— start Input rows —

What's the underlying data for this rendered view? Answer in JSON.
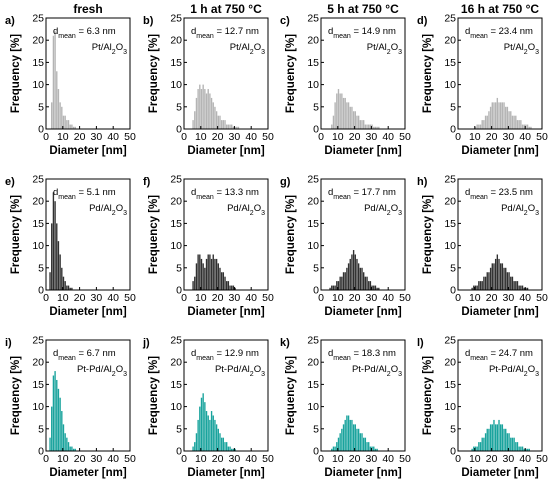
{
  "colors": {
    "Pt": "#b4b4b4",
    "Pd": "#303030",
    "Pt-Pd": "#19a39d",
    "axis": "#000000"
  },
  "chart_data": {
    "type": "bar",
    "layout": "grid",
    "column_titles": [
      "fresh",
      "1 h at 750 °C",
      "5 h at 750 °C",
      "16 h at 750 °C"
    ],
    "xlabel": "Diameter [nm]",
    "ylabel": "Frequency [%]",
    "xlim": [
      0,
      50
    ],
    "ylim": [
      0,
      25
    ],
    "xticks": [
      "0",
      "10",
      "20",
      "30",
      "40",
      "50"
    ],
    "yticks": [
      "0",
      "5",
      "10",
      "15",
      "20",
      "25"
    ],
    "bin_width": 1,
    "panels": [
      {
        "letter": "a)",
        "material": "Pt",
        "label": "Pt/Al2O3",
        "dmean": "6.3",
        "bins_start": 3,
        "values": [
          6,
          21,
          22,
          13,
          9,
          6,
          5,
          3,
          3,
          2,
          2,
          1,
          1,
          0.5,
          0.5
        ]
      },
      {
        "letter": "b)",
        "material": "Pt",
        "label": "Pt/Al2O3",
        "dmean": "12.7",
        "bins_start": 5,
        "values": [
          2,
          4,
          7,
          9,
          10,
          9,
          10,
          9,
          8,
          9,
          8,
          7,
          6,
          5,
          4,
          3,
          3,
          2,
          2,
          2,
          1,
          1,
          1,
          1,
          0.5,
          0.5,
          0.5,
          0.5
        ]
      },
      {
        "letter": "c)",
        "material": "Pt",
        "label": "Pt/Al2O3",
        "dmean": "14.9",
        "bins_start": 6,
        "values": [
          1,
          3,
          6,
          8,
          9,
          8,
          8,
          7,
          7,
          6,
          6,
          5,
          5,
          4,
          4,
          3,
          3,
          2,
          2,
          2,
          1,
          1,
          1,
          1,
          1,
          0.5,
          0.5,
          0.5,
          0.5
        ]
      },
      {
        "letter": "d)",
        "material": "Pt",
        "label": "Pt/Al2O3",
        "dmean": "23.4",
        "bins_start": 10,
        "values": [
          0.5,
          1,
          1,
          1,
          2,
          2,
          3,
          3,
          4,
          5,
          6,
          6,
          6,
          7,
          6,
          6,
          6,
          6,
          5,
          5,
          4,
          4,
          3,
          3,
          3,
          2,
          2,
          2,
          1,
          1,
          1,
          1,
          0.5,
          0.5
        ]
      },
      {
        "letter": "e)",
        "material": "Pd",
        "label": "Pd/Al2O3",
        "dmean": "5.1",
        "bins_start": 2,
        "values": [
          4,
          15,
          22,
          20,
          15,
          11,
          8,
          5,
          3,
          2,
          1,
          1,
          0.5,
          0.5
        ]
      },
      {
        "letter": "f)",
        "material": "Pd",
        "label": "Pd/Al2O3",
        "dmean": "13.3",
        "bins_start": 5,
        "values": [
          2,
          3,
          6,
          8,
          8,
          7,
          6,
          5,
          7,
          8,
          8,
          7,
          8,
          7,
          7,
          6,
          5,
          4,
          4,
          3,
          2,
          2,
          1,
          1,
          1,
          0.5
        ]
      },
      {
        "letter": "g)",
        "material": "Pd",
        "label": "Pd/Al2O3",
        "dmean": "17.7",
        "bins_start": 5,
        "values": [
          0.5,
          1,
          1,
          1,
          2,
          2,
          3,
          3,
          4,
          4,
          5,
          6,
          7,
          8,
          9,
          8,
          7,
          6,
          5,
          5,
          4,
          3,
          3,
          2,
          2,
          1,
          1,
          1,
          0.5,
          0.5
        ]
      },
      {
        "letter": "h)",
        "material": "Pd",
        "label": "Pd/Al2O3",
        "dmean": "23.5",
        "bins_start": 8,
        "values": [
          0.5,
          1,
          1,
          1,
          2,
          2,
          2,
          3,
          3,
          4,
          4,
          5,
          6,
          6,
          7,
          8,
          7,
          6,
          6,
          5,
          5,
          4,
          4,
          3,
          3,
          2,
          2,
          2,
          1,
          1,
          1,
          0.5,
          0.5,
          0.5
        ]
      },
      {
        "letter": "i)",
        "material": "Pt-Pd",
        "label": "Pt-Pd/Al2O3",
        "dmean": "6.7",
        "bins_start": 2,
        "values": [
          3,
          10,
          17,
          18,
          16,
          14,
          12,
          9,
          6,
          4,
          3,
          2,
          1,
          1,
          0.5,
          0.5
        ]
      },
      {
        "letter": "j)",
        "material": "Pt-Pd",
        "label": "Pt-Pd/Al2O3",
        "dmean": "12.9",
        "bins_start": 5,
        "values": [
          1,
          2,
          4,
          7,
          10,
          12,
          13,
          11,
          9,
          8,
          7,
          9,
          8,
          7,
          6,
          5,
          4,
          3,
          3,
          2,
          2,
          1,
          1,
          0.5,
          0.5,
          0.5
        ]
      },
      {
        "letter": "k)",
        "material": "Pt-Pd",
        "label": "Pt-Pd/Al2O3",
        "dmean": "18.3",
        "bins_start": 6,
        "values": [
          0.5,
          1,
          1,
          2,
          3,
          4,
          5,
          6,
          7,
          8,
          8,
          7,
          7,
          6,
          6,
          5,
          5,
          4,
          4,
          3,
          3,
          2,
          2,
          1,
          1,
          1,
          0.5,
          0.5
        ]
      },
      {
        "letter": "l)",
        "material": "Pt-Pd",
        "label": "Pt-Pd/Al2O3",
        "dmean": "24.7",
        "bins_start": 8,
        "values": [
          0.5,
          1,
          1,
          1,
          2,
          2,
          3,
          3,
          4,
          5,
          5,
          6,
          6,
          7,
          6,
          6,
          7,
          6,
          6,
          5,
          5,
          4,
          4,
          3,
          3,
          3,
          2,
          2,
          1,
          1,
          1,
          0.5,
          0.5,
          0.5,
          0.5
        ]
      }
    ]
  }
}
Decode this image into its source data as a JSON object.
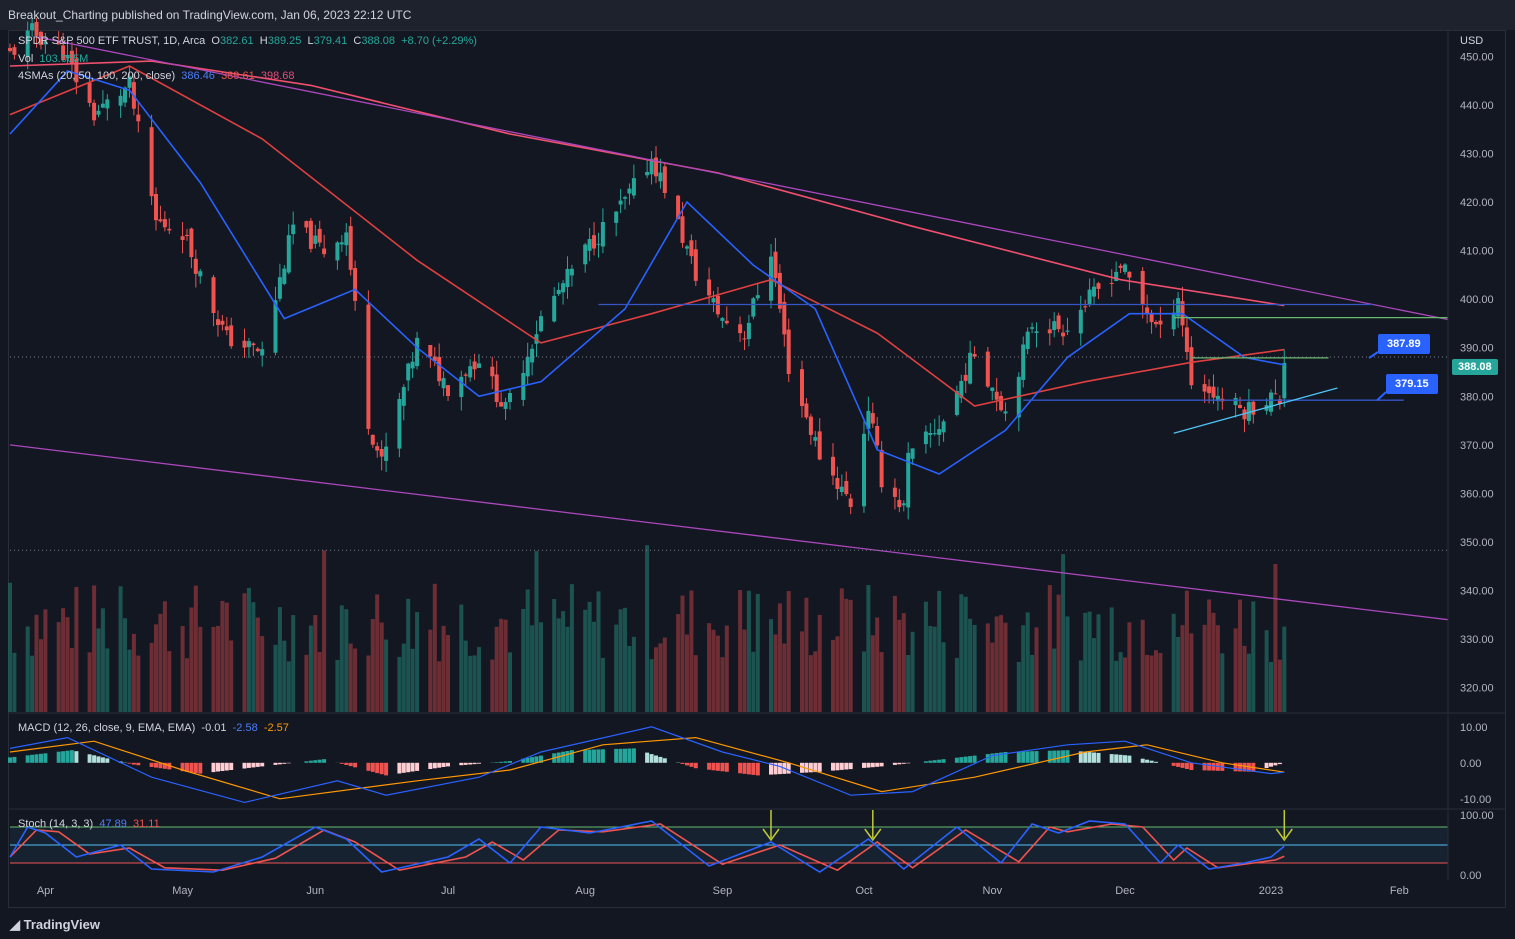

— end Input rows —

Copy every single line of the material above that holds "this".

- Correct answer -
What's the underlying data for this rendered view? Answer in JSON.
Decode this image into its source data as a JSON object.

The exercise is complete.